**Job**
Leave out the pictures and repeat everything else in the records exactly.

— start Records to use —

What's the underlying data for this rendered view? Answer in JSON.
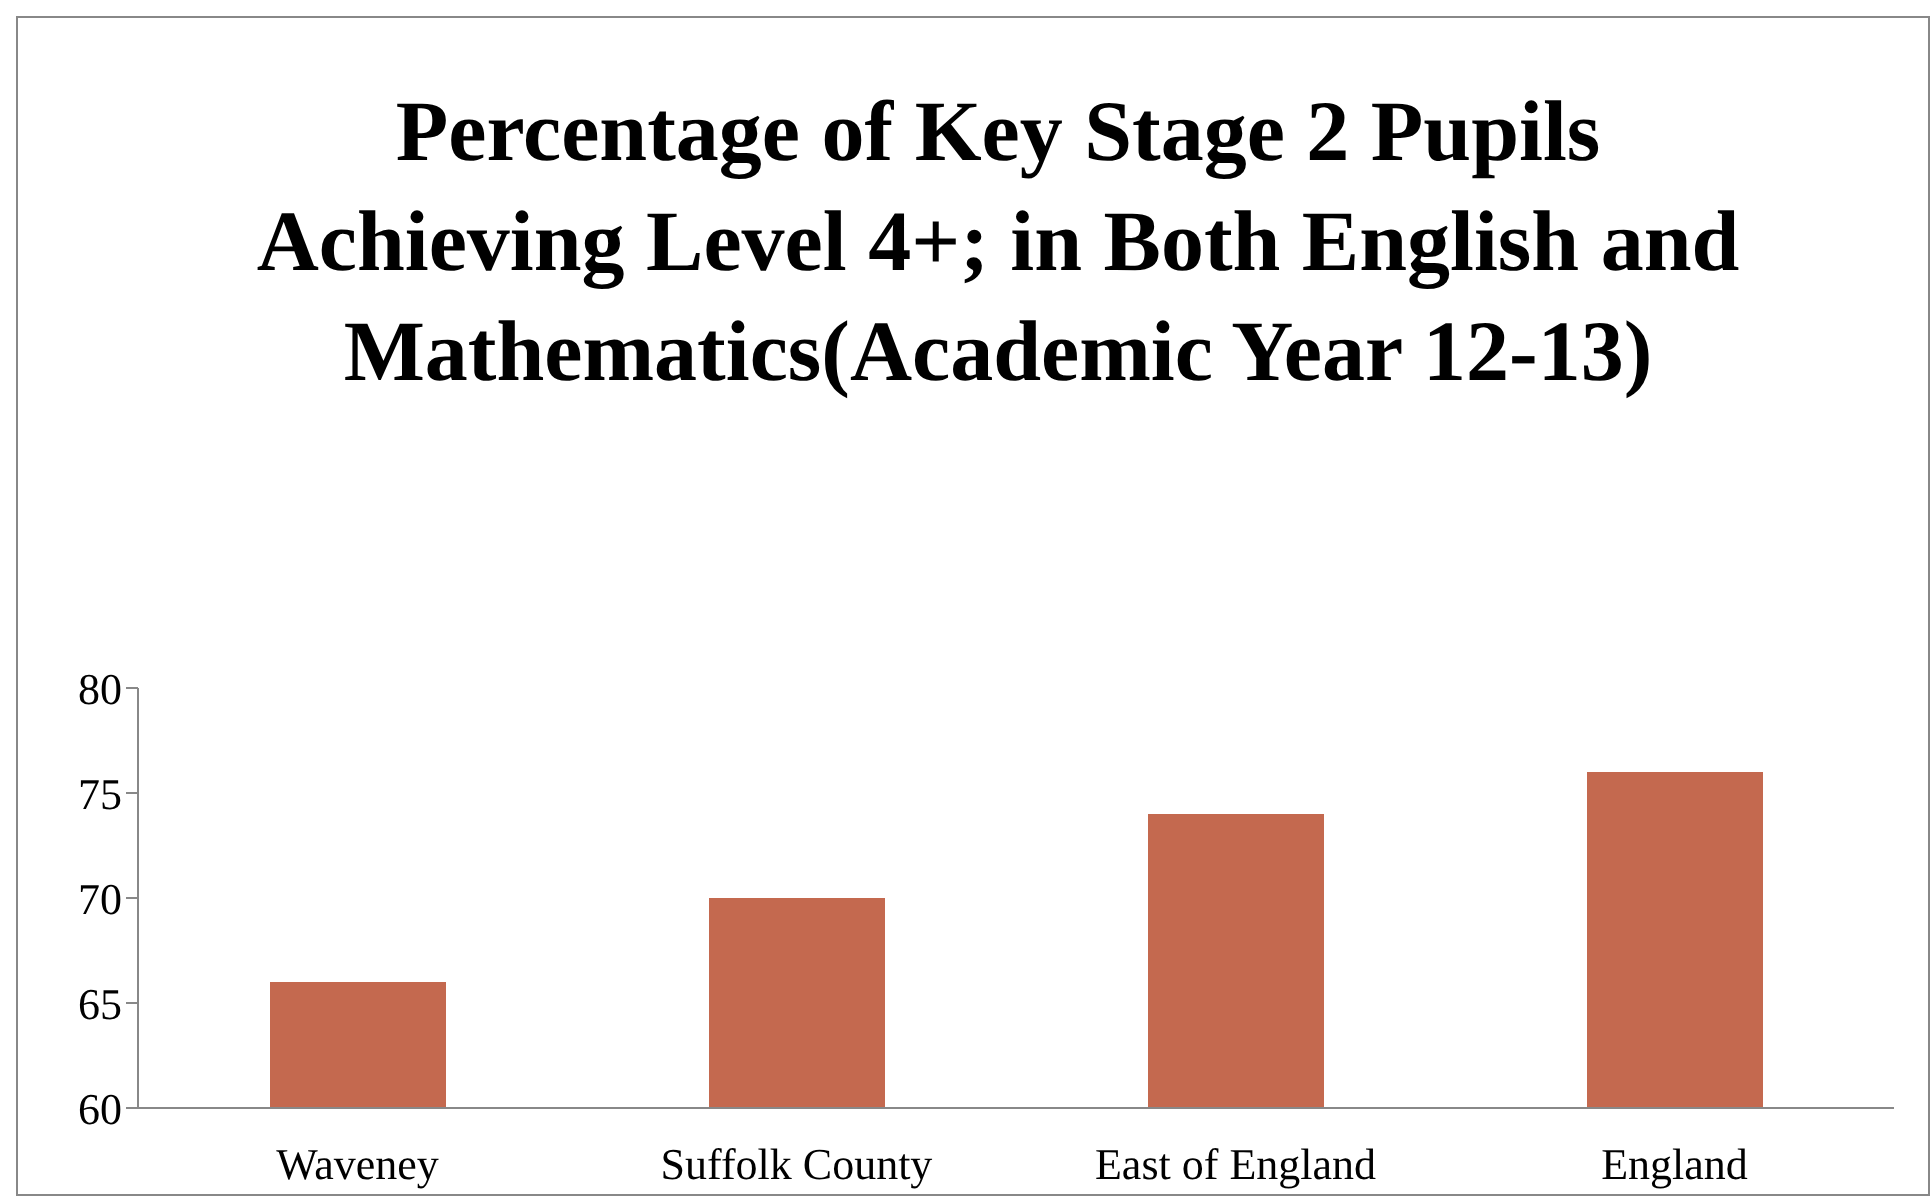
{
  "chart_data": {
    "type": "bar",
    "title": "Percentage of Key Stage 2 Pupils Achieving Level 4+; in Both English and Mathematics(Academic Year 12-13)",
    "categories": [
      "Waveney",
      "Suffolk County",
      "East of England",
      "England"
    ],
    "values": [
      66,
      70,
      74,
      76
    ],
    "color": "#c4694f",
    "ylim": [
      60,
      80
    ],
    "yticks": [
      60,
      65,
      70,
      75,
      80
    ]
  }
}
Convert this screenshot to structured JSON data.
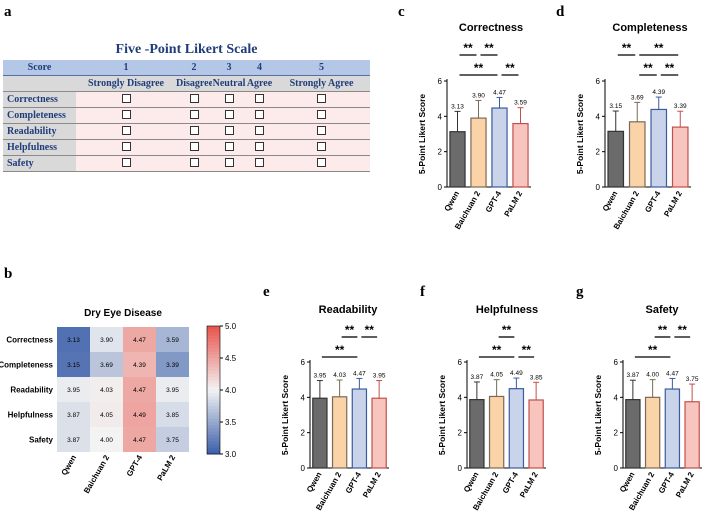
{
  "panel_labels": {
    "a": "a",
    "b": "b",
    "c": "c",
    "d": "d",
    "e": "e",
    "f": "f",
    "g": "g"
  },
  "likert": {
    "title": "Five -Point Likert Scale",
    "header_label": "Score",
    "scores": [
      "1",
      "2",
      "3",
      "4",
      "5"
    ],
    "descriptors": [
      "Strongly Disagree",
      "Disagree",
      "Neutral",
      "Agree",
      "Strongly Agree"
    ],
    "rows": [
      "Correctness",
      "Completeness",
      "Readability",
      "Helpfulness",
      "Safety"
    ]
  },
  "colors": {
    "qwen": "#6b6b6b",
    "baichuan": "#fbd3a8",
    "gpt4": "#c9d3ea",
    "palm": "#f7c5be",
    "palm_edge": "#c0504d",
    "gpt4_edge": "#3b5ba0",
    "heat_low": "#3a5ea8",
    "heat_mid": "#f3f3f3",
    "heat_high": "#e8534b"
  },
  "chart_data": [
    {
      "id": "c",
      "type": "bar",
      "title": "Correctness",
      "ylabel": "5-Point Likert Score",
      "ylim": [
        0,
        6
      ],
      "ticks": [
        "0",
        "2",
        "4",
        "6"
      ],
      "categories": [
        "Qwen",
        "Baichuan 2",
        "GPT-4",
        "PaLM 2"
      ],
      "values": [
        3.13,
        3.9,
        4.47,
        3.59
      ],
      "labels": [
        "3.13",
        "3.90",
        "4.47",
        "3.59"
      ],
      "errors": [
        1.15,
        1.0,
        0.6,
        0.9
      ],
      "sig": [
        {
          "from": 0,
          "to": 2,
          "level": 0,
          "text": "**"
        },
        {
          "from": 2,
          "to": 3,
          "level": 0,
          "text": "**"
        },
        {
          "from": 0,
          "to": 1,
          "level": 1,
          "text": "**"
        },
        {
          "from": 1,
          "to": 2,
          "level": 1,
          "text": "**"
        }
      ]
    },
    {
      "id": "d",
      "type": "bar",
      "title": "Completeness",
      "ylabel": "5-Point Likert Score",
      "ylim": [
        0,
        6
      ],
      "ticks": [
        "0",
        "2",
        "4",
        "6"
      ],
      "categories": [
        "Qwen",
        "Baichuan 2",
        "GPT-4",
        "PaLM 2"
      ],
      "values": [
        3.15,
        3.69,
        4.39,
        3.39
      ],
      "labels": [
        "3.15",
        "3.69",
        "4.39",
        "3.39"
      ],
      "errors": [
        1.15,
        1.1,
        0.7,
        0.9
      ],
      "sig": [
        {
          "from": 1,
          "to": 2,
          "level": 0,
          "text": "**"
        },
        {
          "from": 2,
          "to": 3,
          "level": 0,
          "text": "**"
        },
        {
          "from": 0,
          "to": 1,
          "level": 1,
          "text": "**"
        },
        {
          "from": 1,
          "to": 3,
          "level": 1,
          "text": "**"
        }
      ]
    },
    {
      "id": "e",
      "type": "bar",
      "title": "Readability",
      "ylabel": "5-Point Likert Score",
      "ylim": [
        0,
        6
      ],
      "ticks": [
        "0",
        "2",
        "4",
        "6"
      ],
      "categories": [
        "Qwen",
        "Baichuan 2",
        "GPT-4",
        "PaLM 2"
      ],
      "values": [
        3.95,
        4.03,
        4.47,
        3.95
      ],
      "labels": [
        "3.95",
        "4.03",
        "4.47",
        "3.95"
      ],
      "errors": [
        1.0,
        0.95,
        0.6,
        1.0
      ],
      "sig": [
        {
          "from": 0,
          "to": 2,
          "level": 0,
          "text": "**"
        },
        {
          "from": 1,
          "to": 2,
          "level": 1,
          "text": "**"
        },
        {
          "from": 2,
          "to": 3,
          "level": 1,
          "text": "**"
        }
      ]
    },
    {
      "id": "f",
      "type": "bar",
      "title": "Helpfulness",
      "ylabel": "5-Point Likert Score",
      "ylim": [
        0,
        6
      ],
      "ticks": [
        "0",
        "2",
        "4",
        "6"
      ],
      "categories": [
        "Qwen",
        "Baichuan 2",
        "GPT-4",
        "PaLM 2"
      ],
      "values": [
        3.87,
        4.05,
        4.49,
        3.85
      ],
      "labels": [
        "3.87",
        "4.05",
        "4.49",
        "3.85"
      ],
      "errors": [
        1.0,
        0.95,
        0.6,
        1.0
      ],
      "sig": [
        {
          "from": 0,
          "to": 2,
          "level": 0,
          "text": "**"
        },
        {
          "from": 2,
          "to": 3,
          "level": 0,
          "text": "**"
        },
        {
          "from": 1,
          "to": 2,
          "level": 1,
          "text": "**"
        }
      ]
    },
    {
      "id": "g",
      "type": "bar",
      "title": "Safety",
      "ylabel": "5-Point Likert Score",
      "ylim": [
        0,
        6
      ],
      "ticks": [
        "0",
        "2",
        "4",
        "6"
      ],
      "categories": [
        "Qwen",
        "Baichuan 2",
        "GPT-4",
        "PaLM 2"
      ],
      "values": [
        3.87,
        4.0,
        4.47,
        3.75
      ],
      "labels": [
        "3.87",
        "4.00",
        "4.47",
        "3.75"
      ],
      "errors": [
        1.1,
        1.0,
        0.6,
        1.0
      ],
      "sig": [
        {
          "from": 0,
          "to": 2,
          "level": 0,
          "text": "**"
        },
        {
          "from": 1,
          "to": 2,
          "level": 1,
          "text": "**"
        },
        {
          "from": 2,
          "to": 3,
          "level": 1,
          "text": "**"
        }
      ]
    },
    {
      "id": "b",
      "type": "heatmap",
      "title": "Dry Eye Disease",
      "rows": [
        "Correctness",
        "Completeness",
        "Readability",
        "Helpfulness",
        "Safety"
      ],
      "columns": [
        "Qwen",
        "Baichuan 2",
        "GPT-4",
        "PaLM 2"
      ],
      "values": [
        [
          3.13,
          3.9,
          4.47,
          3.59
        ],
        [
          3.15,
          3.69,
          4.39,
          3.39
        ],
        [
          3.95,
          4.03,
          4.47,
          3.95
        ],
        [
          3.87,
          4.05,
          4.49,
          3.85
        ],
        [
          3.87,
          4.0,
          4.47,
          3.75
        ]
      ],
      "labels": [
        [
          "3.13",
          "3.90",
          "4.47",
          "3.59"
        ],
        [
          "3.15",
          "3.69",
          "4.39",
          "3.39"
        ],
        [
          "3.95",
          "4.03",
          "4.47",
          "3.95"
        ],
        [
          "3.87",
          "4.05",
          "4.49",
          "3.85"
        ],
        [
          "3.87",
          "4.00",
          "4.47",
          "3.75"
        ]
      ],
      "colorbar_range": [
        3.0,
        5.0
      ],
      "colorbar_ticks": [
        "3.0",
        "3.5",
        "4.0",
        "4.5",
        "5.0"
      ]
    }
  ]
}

— end Records to use —

**Finished answer**
What's the underlying data for this rendered view? Answer in JSON.
{
  "chart_data": {
    "type": "bar",
    "title": "Percentage of Key Stage 2 Pupils Achieving Level 4+; in Both English and Mathematics(Academic Year 12-13)",
    "categories": [
      "Waveney",
      "Suffolk County",
      "East of England",
      "England"
    ],
    "values": [
      66,
      70,
      74,
      76
    ],
    "color": "#c4694f",
    "ylim": [
      60,
      80
    ],
    "yticks": [
      60,
      65,
      70,
      75,
      80
    ]
  }
}
Convert this screenshot to structured JSON data.
{
  "panel_labels": {
    "a": "a",
    "b": "b",
    "c": "c",
    "d": "d",
    "e": "e",
    "f": "f",
    "g": "g"
  },
  "likert": {
    "title": "Five -Point Likert Scale",
    "header_label": "Score",
    "scores": [
      "1",
      "2",
      "3",
      "4",
      "5"
    ],
    "descriptors": [
      "Strongly Disagree",
      "Disagree",
      "Neutral",
      "Agree",
      "Strongly Agree"
    ],
    "rows": [
      "Correctness",
      "Completeness",
      "Readability",
      "Helpfulness",
      "Safety"
    ]
  },
  "colors": {
    "qwen": "#6b6b6b",
    "baichuan": "#fbd3a8",
    "gpt4": "#c9d3ea",
    "palm": "#f7c5be",
    "palm_edge": "#c0504d",
    "gpt4_edge": "#3b5ba0",
    "heat_low": "#3a5ea8",
    "heat_mid": "#f3f3f3",
    "heat_high": "#e8534b"
  },
  "chart_data": [
    {
      "id": "c",
      "type": "bar",
      "title": "Correctness",
      "ylabel": "5-Point Likert Score",
      "ylim": [
        0,
        6
      ],
      "ticks": [
        "0",
        "2",
        "4",
        "6"
      ],
      "categories": [
        "Qwen",
        "Baichuan 2",
        "GPT-4",
        "PaLM 2"
      ],
      "values": [
        3.13,
        3.9,
        4.47,
        3.59
      ],
      "labels": [
        "3.13",
        "3.90",
        "4.47",
        "3.59"
      ],
      "errors": [
        1.15,
        1.0,
        0.6,
        0.9
      ],
      "sig": [
        {
          "from": 0,
          "to": 2,
          "level": 0,
          "text": "**"
        },
        {
          "from": 2,
          "to": 3,
          "level": 0,
          "text": "**"
        },
        {
          "from": 0,
          "to": 1,
          "level": 1,
          "text": "**"
        },
        {
          "from": 1,
          "to": 2,
          "level": 1,
          "text": "**"
        }
      ]
    },
    {
      "id": "d",
      "type": "bar",
      "title": "Completeness",
      "ylabel": "5-Point Likert Score",
      "ylim": [
        0,
        6
      ],
      "ticks": [
        "0",
        "2",
        "4",
        "6"
      ],
      "categories": [
        "Qwen",
        "Baichuan 2",
        "GPT-4",
        "PaLM 2"
      ],
      "values": [
        3.15,
        3.69,
        4.39,
        3.39
      ],
      "labels": [
        "3.15",
        "3.69",
        "4.39",
        "3.39"
      ],
      "errors": [
        1.15,
        1.1,
        0.7,
        0.9
      ],
      "sig": [
        {
          "from": 1,
          "to": 2,
          "level": 0,
          "text": "**"
        },
        {
          "from": 2,
          "to": 3,
          "level": 0,
          "text": "**"
        },
        {
          "from": 0,
          "to": 1,
          "level": 1,
          "text": "**"
        },
        {
          "from": 1,
          "to": 3,
          "level": 1,
          "text": "**"
        }
      ]
    },
    {
      "id": "e",
      "type": "bar",
      "title": "Readability",
      "ylabel": "5-Point Likert Score",
      "ylim": [
        0,
        6
      ],
      "ticks": [
        "0",
        "2",
        "4",
        "6"
      ],
      "categories": [
        "Qwen",
        "Baichuan 2",
        "GPT-4",
        "PaLM 2"
      ],
      "values": [
        3.95,
        4.03,
        4.47,
        3.95
      ],
      "labels": [
        "3.95",
        "4.03",
        "4.47",
        "3.95"
      ],
      "errors": [
        1.0,
        0.95,
        0.6,
        1.0
      ],
      "sig": [
        {
          "from": 0,
          "to": 2,
          "level": 0,
          "text": "**"
        },
        {
          "from": 1,
          "to": 2,
          "level": 1,
          "text": "**"
        },
        {
          "from": 2,
          "to": 3,
          "level": 1,
          "text": "**"
        }
      ]
    },
    {
      "id": "f",
      "type": "bar",
      "title": "Helpfulness",
      "ylabel": "5-Point Likert Score",
      "ylim": [
        0,
        6
      ],
      "ticks": [
        "0",
        "2",
        "4",
        "6"
      ],
      "categories": [
        "Qwen",
        "Baichuan 2",
        "GPT-4",
        "PaLM 2"
      ],
      "values": [
        3.87,
        4.05,
        4.49,
        3.85
      ],
      "labels": [
        "3.87",
        "4.05",
        "4.49",
        "3.85"
      ],
      "errors": [
        1.0,
        0.95,
        0.6,
        1.0
      ],
      "sig": [
        {
          "from": 0,
          "to": 2,
          "level": 0,
          "text": "**"
        },
        {
          "from": 2,
          "to": 3,
          "level": 0,
          "text": "**"
        },
        {
          "from": 1,
          "to": 2,
          "level": 1,
          "text": "**"
        }
      ]
    },
    {
      "id": "g",
      "type": "bar",
      "title": "Safety",
      "ylabel": "5-Point Likert Score",
      "ylim": [
        0,
        6
      ],
      "ticks": [
        "0",
        "2",
        "4",
        "6"
      ],
      "categories": [
        "Qwen",
        "Baichuan 2",
        "GPT-4",
        "PaLM 2"
      ],
      "values": [
        3.87,
        4.0,
        4.47,
        3.75
      ],
      "labels": [
        "3.87",
        "4.00",
        "4.47",
        "3.75"
      ],
      "errors": [
        1.1,
        1.0,
        0.6,
        1.0
      ],
      "sig": [
        {
          "from": 0,
          "to": 2,
          "level": 0,
          "text": "**"
        },
        {
          "from": 1,
          "to": 2,
          "level": 1,
          "text": "**"
        },
        {
          "from": 2,
          "to": 3,
          "level": 1,
          "text": "**"
        }
      ]
    },
    {
      "id": "b",
      "type": "heatmap",
      "title": "Dry Eye Disease",
      "rows": [
        "Correctness",
        "Completeness",
        "Readability",
        "Helpfulness",
        "Safety"
      ],
      "columns": [
        "Qwen",
        "Baichuan 2",
        "GPT-4",
        "PaLM 2"
      ],
      "values": [
        [
          3.13,
          3.9,
          4.47,
          3.59
        ],
        [
          3.15,
          3.69,
          4.39,
          3.39
        ],
        [
          3.95,
          4.03,
          4.47,
          3.95
        ],
        [
          3.87,
          4.05,
          4.49,
          3.85
        ],
        [
          3.87,
          4.0,
          4.47,
          3.75
        ]
      ],
      "labels": [
        [
          "3.13",
          "3.90",
          "4.47",
          "3.59"
        ],
        [
          "3.15",
          "3.69",
          "4.39",
          "3.39"
        ],
        [
          "3.95",
          "4.03",
          "4.47",
          "3.95"
        ],
        [
          "3.87",
          "4.05",
          "4.49",
          "3.85"
        ],
        [
          "3.87",
          "4.00",
          "4.47",
          "3.75"
        ]
      ],
      "colorbar_range": [
        3.0,
        5.0
      ],
      "colorbar_ticks": [
        "3.0",
        "3.5",
        "4.0",
        "4.5",
        "5.0"
      ]
    }
  ]
}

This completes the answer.